Faced with the ‘sunrise issue’, VASPs who wish to remain compliant can further consider taking additional robust measures as recommended by FATF:

• Restricting transfers to within their customer bases (i.e. internal VA transfers within the same VASPs);
• Only allow confirmed first-party transfers outside of the customer base (i.e. originator and beneficiaries are confirmed to be the same person); or
• Implement enhanced monitoring of transactions.

Travel Rule Must Still Be Adhered With Regardless of Circumstances — For Unhosted Wallets

In addition, FATF acknowledged that VA transfer between a VASP and an unhosted wallet can happen, especially a VA transfer on behalf of its customer, to a private individual or non-obliged beneficiary.

With unhosted wallet largely undefined by the Draft Guidance, it is worth highlighting that the U.S. Financial Crimes Enforcement Network (FinCEN), defined unhosted wallet as ‘wallets where users control the funds’ and U.S Treasury expressed similar understanding ‘an unhosted wallet is not hosted by any third-party financial system.’ Such interpretation extends not only to private individual wallets not hosted by any VASPs or any third-party financial system but also to any non-obliged entities’ private wallets (i.e. any merchant’s private VA wallet that merely accepts VA for sale and purchase of goods or services.

In such circumstance, the Draft Guidance has emphasized that Travel Rule must still be adhered to by the VASPs. Even though FATF does not expect VASP or FIs when originating a transfer (i.e. Originating VASPs) to submit the required information under Travel Rule to individuals or non-obliged entities, nevertheless VASP receiving a VA transfer (i.e. Beneficiary VASPs) should directly obtain the required originator and beneficiary information from the beneficiary customer. Any VASP or FIs should also consider filing STR if the customer does not respond in a timely fashion and who fails to provide the required information and details.

Conclusion

It is important to highlight that the update to the Draft Guidance is FATF initiative to reach out to public feedback and consultation. As yet, it has not been adopted as law nor has any of the countries clarified their position in relation to their regulatory position. However, if and when adopted and implemented, it would result in a number of significant changes to the regulation and governance of the cryptocurrency market, such as the expansion of the definition of VA or VASPs to include entities involved with DeFi or DApps, the undertaking of counterparty VASP due diligence or even the increased due diligence expected of VASP that engage with unhosted wallets.

___

Things to do:
a – Answer these questions about the Travel Rule text:
(i) Which U.S. agency defined an unhosted wallet as "wallets where users control the funds"?
(ii) Which VASPs should directly obtain the required originator and beneficiary information from the beneficiary customer?
(iii) Has the Draft Guidance been adopted as law?
b – List every additional measure that the Travel Rule text says FATF recommends for VASPs facing the "sunrise issue."
Answer using only the text about the Travel Rule.

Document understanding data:
___

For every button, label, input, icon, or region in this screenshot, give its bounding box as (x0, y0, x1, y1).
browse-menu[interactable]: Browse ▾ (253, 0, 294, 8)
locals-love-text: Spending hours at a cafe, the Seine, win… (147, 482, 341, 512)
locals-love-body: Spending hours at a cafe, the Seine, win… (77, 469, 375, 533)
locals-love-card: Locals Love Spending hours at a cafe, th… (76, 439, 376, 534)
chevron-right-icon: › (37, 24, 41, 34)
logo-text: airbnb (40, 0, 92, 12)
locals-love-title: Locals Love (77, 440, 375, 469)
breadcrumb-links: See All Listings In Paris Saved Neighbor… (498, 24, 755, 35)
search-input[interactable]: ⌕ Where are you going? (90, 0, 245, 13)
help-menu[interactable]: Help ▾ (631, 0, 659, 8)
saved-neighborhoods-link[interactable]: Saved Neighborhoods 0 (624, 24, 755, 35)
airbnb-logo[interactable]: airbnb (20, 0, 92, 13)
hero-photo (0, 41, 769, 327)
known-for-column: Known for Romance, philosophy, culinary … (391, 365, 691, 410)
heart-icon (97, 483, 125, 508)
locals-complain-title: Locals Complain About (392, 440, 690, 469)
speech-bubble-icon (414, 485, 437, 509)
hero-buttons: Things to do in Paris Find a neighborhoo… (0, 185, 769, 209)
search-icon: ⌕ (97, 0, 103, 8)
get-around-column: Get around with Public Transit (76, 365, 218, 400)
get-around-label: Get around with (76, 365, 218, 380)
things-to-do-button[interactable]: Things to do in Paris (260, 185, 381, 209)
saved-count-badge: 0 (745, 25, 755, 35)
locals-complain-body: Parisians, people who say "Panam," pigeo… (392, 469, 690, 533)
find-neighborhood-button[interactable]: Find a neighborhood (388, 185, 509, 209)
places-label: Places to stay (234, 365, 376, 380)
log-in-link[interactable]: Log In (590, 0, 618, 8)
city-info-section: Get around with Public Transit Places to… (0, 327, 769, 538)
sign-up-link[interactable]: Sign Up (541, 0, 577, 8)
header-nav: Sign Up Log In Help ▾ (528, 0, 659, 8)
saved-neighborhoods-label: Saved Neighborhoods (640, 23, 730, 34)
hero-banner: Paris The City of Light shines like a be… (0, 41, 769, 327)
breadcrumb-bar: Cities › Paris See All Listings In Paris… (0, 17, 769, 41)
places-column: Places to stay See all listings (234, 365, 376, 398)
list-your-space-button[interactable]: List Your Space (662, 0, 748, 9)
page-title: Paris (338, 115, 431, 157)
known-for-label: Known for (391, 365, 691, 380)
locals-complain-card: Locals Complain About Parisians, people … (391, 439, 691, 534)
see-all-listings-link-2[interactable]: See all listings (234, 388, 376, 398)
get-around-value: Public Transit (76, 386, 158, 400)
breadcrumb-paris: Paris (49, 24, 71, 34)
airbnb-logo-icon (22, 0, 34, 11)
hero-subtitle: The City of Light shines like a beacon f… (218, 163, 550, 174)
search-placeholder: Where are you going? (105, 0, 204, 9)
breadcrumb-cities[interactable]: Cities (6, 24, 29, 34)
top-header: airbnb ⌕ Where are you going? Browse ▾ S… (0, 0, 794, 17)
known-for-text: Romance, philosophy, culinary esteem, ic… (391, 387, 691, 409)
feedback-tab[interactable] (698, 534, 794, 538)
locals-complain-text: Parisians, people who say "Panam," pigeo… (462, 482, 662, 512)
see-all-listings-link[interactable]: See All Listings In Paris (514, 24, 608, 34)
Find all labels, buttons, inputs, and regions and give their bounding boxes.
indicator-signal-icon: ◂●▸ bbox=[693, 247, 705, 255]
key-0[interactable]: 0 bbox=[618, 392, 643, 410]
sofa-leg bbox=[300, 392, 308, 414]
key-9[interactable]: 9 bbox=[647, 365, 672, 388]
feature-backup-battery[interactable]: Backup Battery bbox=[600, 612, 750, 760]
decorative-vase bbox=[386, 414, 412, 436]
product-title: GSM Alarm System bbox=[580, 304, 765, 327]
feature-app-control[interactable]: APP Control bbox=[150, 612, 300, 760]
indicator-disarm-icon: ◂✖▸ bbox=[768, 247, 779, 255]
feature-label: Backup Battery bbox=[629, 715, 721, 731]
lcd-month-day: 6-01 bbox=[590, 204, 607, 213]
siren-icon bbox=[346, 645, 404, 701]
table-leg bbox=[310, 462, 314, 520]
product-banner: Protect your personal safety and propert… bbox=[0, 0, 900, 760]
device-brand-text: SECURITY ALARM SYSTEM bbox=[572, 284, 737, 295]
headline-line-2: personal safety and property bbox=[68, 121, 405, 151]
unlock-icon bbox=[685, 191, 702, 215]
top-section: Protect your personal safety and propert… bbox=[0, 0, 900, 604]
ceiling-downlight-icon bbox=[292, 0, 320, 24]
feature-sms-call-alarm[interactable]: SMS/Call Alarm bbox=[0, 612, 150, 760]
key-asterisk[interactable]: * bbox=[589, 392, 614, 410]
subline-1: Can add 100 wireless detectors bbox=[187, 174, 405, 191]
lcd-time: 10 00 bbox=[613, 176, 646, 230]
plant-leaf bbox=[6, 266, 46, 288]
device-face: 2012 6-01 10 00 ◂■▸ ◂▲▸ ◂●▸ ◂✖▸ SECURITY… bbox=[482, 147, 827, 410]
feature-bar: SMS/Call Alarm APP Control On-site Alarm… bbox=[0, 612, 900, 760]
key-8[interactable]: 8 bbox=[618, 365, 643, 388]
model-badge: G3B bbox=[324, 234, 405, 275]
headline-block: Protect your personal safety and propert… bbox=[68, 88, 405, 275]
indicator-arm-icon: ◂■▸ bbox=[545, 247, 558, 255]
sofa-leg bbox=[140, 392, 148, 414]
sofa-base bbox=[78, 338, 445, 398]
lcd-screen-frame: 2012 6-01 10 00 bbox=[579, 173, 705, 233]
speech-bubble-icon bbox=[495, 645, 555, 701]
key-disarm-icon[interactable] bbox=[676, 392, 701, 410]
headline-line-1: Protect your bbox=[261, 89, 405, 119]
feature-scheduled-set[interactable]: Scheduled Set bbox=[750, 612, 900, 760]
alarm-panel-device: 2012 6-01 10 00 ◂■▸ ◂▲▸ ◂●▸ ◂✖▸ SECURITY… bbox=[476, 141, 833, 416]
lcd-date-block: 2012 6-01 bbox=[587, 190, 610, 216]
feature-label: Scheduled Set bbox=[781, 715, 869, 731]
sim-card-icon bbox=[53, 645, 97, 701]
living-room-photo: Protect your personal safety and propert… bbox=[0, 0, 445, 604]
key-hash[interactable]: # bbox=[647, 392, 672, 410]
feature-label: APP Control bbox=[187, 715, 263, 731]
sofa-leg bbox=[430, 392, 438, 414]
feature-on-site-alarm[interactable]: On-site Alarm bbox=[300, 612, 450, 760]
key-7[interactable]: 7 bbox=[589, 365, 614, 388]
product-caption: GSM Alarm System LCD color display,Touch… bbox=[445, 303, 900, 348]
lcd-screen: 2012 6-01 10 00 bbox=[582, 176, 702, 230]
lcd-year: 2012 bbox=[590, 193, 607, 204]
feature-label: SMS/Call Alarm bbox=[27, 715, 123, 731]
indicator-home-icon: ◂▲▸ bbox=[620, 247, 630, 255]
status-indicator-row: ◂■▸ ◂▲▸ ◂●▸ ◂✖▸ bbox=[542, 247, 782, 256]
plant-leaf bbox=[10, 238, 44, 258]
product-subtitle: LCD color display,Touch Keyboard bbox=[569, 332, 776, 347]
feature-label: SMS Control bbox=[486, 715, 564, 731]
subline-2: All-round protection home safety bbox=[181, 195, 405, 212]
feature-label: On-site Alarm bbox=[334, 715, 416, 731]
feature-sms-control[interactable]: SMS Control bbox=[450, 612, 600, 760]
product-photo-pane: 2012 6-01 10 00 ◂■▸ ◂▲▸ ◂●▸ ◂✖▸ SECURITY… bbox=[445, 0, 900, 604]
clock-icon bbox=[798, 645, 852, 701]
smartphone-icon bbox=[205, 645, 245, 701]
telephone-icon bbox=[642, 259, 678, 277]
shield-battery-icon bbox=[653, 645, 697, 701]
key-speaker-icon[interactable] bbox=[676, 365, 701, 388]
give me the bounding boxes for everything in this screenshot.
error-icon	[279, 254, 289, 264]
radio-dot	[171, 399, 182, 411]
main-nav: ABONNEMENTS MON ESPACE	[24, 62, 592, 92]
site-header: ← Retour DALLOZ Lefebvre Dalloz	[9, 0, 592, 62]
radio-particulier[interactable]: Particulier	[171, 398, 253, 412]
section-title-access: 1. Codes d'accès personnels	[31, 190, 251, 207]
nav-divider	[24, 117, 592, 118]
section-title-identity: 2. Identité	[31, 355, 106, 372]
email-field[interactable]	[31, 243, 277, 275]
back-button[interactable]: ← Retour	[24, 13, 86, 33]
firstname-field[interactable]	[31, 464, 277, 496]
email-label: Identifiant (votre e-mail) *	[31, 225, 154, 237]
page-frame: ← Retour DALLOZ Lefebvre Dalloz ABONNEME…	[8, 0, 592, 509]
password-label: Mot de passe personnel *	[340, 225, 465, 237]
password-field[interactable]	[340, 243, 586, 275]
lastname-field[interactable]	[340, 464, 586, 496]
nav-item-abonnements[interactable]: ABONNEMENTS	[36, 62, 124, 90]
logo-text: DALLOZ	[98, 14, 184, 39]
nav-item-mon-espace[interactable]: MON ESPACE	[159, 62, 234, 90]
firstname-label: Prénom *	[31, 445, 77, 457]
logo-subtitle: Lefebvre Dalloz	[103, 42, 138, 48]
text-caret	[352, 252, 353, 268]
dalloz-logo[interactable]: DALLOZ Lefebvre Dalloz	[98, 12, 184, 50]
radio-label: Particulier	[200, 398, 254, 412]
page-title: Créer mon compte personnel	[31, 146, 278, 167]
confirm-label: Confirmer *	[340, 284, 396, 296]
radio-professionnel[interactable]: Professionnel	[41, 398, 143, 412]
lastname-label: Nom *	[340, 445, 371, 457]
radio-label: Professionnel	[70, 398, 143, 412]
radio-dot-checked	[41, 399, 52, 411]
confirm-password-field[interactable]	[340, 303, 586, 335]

___

Exercise solutions:
a –
(i) The U.S. Financial Crimes Enforcement Network (FinCEN)
(ii) Beneficiary VASPs, the VASPs receiving a VA transfer
(iii) No, it has not yet been adopted as law.

b –
- Restricting transfers to within their customer bases (internal VA transfers within the same VASPs)
- Only allowing confirmed first-party transfers outside the customer base (originator and beneficiary confirmed to be the same person)
- Implementing enhanced monitoring of transactions